In the material below, find every line with "side" and pull it out.

RECORDS TO USE:

>> BEGIN

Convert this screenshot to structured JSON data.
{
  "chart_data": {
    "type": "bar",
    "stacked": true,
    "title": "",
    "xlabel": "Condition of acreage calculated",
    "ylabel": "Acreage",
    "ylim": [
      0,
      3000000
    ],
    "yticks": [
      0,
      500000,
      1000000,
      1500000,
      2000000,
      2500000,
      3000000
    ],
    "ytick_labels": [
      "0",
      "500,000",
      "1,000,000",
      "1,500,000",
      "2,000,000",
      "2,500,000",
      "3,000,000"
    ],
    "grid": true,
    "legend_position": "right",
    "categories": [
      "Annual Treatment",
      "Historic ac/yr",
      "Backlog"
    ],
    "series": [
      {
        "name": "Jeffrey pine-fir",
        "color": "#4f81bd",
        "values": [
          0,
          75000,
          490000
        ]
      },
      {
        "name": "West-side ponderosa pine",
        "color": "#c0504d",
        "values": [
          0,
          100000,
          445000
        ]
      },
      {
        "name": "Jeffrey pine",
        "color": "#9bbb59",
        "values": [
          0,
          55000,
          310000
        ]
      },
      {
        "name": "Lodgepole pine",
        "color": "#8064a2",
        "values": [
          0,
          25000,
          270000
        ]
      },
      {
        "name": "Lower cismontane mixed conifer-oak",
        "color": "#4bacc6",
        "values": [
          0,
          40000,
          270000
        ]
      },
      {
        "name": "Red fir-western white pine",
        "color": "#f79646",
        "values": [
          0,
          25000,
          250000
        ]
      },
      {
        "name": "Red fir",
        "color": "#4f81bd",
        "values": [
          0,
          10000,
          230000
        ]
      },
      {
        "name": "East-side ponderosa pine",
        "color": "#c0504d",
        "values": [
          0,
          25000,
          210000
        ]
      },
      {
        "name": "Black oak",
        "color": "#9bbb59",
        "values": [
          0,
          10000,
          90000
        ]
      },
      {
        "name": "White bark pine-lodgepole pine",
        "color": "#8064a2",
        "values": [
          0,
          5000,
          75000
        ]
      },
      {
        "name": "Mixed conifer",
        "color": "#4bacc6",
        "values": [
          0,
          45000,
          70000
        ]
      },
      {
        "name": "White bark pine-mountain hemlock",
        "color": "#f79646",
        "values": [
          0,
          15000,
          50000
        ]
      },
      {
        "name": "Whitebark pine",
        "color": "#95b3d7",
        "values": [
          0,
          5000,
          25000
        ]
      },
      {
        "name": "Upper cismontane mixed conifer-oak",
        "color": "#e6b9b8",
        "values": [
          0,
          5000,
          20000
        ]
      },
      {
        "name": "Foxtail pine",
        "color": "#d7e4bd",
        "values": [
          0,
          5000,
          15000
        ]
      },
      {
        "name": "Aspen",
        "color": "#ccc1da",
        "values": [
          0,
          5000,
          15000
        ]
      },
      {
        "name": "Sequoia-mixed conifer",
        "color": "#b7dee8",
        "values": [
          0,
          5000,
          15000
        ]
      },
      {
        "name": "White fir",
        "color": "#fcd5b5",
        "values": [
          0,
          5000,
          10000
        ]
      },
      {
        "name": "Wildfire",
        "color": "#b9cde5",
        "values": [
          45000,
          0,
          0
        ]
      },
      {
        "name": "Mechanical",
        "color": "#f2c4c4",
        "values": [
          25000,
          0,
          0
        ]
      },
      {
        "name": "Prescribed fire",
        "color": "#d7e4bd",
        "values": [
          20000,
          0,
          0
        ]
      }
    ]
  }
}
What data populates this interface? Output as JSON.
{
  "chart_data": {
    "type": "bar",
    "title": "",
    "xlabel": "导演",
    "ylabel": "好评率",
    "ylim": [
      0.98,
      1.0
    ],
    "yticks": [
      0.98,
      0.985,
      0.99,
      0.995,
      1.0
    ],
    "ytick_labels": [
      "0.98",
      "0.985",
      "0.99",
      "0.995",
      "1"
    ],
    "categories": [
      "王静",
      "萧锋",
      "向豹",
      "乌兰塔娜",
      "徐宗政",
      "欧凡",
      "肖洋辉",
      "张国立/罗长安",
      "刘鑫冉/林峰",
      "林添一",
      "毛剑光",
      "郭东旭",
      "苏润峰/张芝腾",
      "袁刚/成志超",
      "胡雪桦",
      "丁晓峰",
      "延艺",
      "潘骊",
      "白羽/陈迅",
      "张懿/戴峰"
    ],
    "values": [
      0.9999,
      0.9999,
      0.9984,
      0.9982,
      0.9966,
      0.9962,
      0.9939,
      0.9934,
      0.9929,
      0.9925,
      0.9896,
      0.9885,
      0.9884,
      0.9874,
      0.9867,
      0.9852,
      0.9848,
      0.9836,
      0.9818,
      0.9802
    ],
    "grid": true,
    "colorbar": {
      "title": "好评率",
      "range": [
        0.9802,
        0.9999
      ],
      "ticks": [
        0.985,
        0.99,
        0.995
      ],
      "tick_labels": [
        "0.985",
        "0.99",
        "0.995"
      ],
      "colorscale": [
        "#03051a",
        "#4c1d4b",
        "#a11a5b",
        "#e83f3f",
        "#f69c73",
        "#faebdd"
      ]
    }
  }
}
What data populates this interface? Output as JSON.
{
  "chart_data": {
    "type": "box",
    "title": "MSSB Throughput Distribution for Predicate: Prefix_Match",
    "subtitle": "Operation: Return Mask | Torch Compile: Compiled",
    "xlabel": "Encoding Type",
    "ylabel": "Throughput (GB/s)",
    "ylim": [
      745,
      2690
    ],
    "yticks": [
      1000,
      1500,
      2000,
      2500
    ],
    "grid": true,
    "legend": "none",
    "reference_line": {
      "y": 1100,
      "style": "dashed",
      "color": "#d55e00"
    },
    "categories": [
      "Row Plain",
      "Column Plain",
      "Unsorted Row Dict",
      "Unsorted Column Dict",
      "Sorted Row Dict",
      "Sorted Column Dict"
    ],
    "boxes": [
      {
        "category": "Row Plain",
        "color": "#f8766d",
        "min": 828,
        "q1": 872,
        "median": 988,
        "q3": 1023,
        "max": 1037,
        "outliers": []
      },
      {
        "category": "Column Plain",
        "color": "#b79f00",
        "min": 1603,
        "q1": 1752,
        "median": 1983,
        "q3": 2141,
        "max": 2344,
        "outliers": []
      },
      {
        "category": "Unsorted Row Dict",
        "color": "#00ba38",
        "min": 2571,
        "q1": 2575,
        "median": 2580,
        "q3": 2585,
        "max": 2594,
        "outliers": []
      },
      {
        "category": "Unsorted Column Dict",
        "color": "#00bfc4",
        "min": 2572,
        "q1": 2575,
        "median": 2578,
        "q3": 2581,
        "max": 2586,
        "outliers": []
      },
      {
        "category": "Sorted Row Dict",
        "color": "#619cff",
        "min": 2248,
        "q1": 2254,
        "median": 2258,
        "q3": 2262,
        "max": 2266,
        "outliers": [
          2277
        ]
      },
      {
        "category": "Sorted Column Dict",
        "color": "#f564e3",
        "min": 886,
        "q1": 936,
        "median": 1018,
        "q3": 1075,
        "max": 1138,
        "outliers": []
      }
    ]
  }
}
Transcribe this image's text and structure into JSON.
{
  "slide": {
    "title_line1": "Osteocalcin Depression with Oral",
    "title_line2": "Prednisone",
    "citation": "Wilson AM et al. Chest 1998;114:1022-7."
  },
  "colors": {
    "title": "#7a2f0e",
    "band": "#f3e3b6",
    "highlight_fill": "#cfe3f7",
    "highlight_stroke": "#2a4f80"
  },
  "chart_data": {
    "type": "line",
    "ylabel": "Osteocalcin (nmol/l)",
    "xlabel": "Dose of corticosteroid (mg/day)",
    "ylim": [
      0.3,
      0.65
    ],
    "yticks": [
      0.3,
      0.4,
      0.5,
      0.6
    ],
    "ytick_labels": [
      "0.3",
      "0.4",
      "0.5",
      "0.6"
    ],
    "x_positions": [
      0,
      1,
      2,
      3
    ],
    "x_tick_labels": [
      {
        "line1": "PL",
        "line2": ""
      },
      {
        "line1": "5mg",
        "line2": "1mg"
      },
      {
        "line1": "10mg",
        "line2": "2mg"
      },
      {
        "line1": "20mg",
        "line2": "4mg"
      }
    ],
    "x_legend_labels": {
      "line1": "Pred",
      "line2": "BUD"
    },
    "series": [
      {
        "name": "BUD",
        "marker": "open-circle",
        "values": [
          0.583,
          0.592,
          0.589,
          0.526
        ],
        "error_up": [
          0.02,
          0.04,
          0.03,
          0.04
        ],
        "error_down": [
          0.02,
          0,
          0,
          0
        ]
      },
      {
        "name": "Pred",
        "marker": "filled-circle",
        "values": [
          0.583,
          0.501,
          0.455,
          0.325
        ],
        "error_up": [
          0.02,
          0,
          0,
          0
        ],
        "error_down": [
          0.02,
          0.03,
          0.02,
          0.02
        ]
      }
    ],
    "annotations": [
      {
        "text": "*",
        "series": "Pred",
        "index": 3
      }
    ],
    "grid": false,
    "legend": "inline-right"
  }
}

>> END

TASK SOLUTION:
        "name": "West-side ponderosa pine",
        "name": "East-side ponderosa pine",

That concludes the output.